Dataset rows
———

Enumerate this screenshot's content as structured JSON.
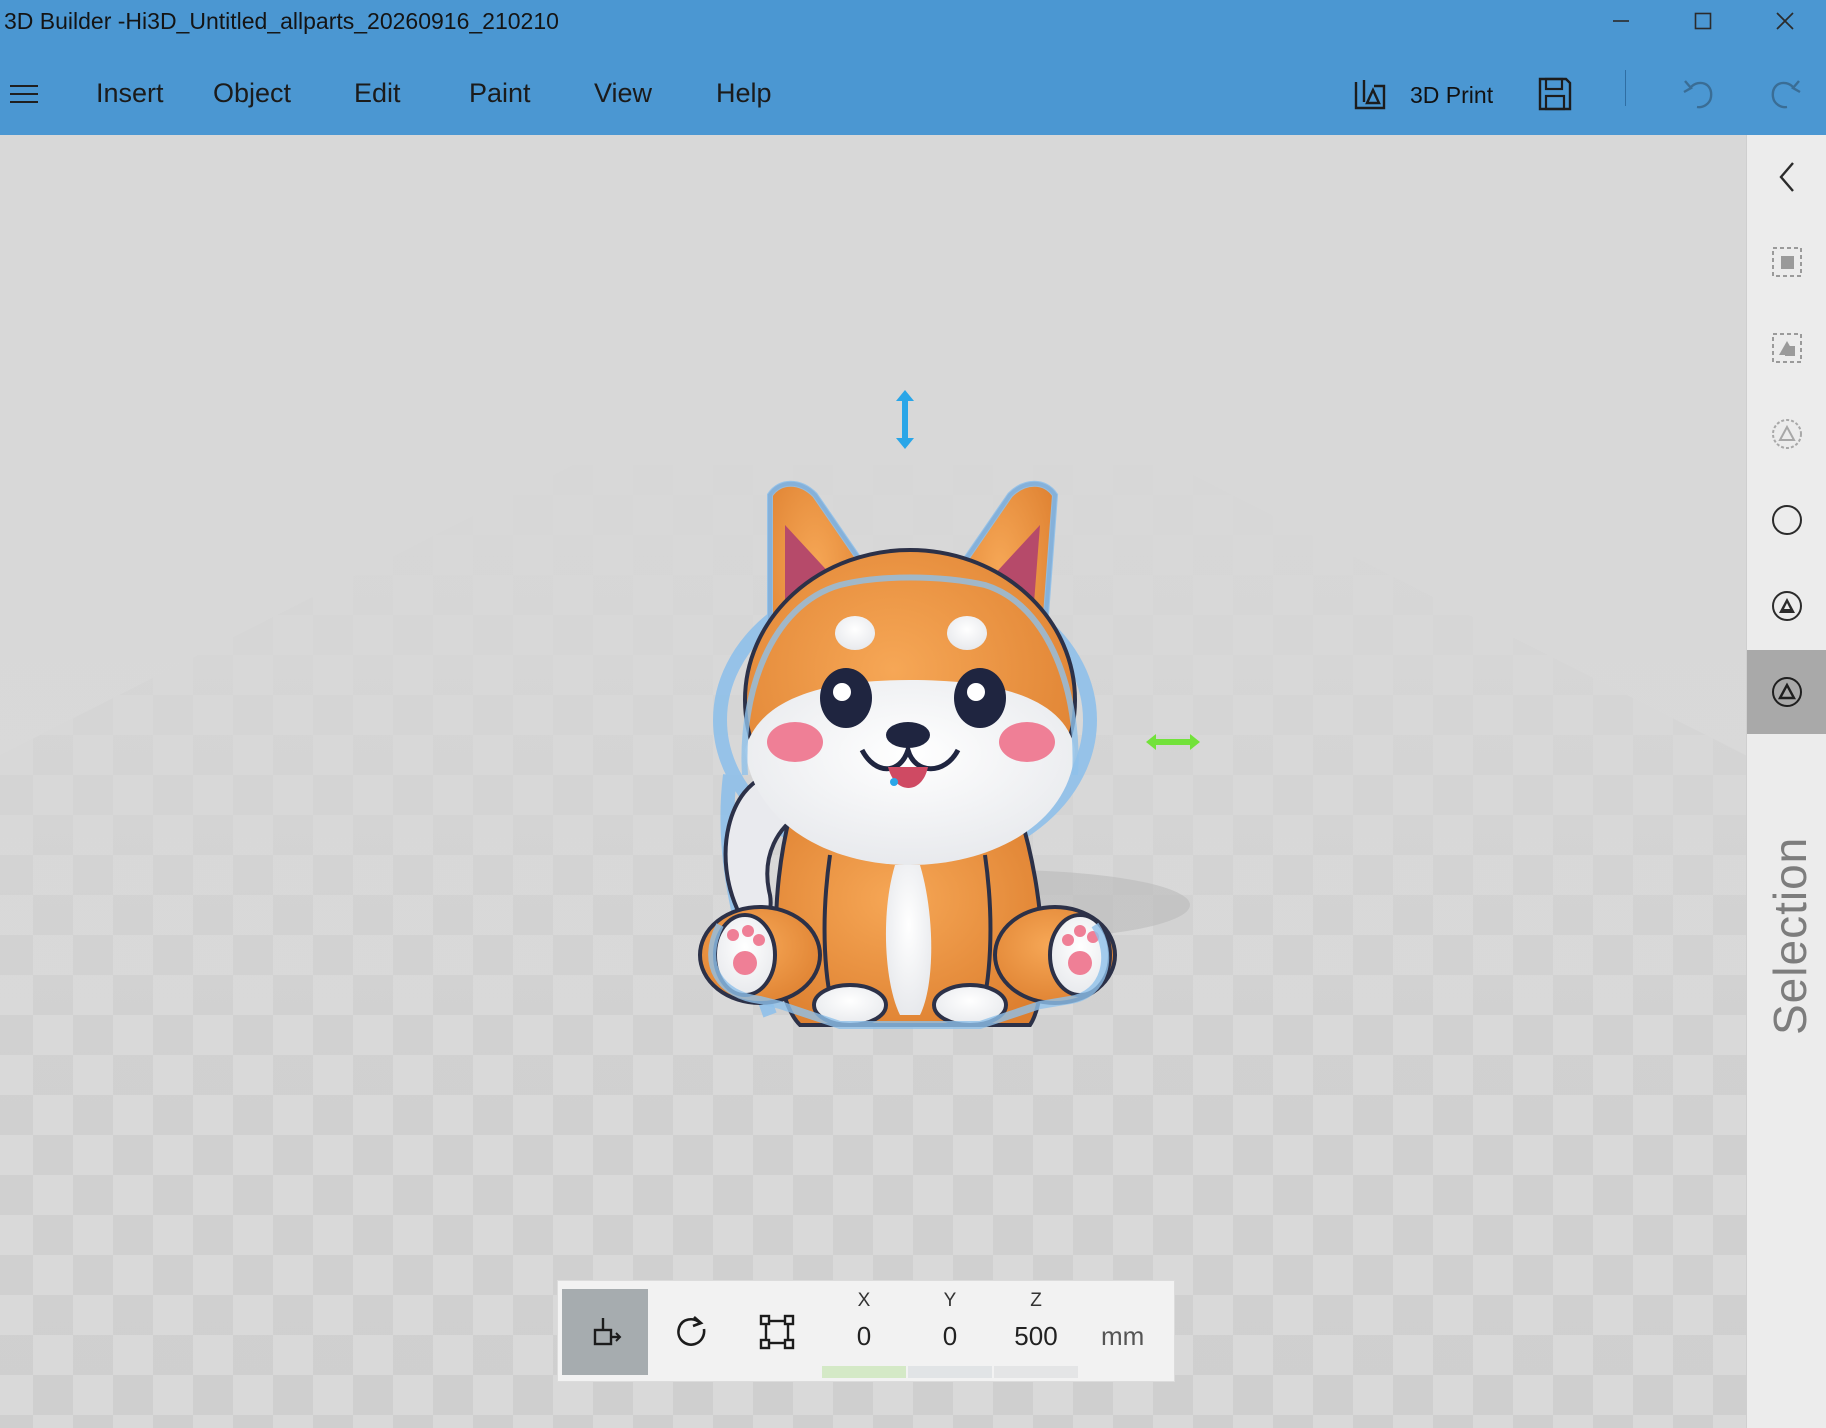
{
  "window": {
    "title": "3D Builder -Hi3D_Untitled_allparts_20260916_210210",
    "controls": [
      "minimize",
      "maximize",
      "close"
    ]
  },
  "menu": {
    "items": [
      "Insert",
      "Object",
      "Edit",
      "Paint",
      "View",
      "Help"
    ]
  },
  "toolbar": {
    "print_label": "3D Print",
    "icons": [
      "3d-print-icon",
      "save-icon",
      "undo-icon",
      "redo-icon"
    ]
  },
  "right_panel": {
    "label": "Selection",
    "buttons": [
      "collapse-chevron",
      "select-objects",
      "select-objects-alt",
      "select-faces",
      "select-vertices",
      "select-edges",
      "select-triangles"
    ],
    "active_button": "select-triangles"
  },
  "transform": {
    "active_tool": "move",
    "labels": {
      "x": "X",
      "y": "Y",
      "z": "Z"
    },
    "values": {
      "x": "0",
      "y": "0",
      "z": "500"
    },
    "unit": "mm"
  },
  "scene": {
    "object": "shiba-inu-model",
    "gizmo_colors": {
      "vertical": "#2aa6e8",
      "horizontal": "#72e23a"
    }
  },
  "colors": {
    "titlebar": "#4b97d2",
    "selection_outline": "#8fc0ea"
  }
}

———

◆ Challenge
Across the records above, count the lines holding "triangles" and reply with that number alone.

◆ Finished task
2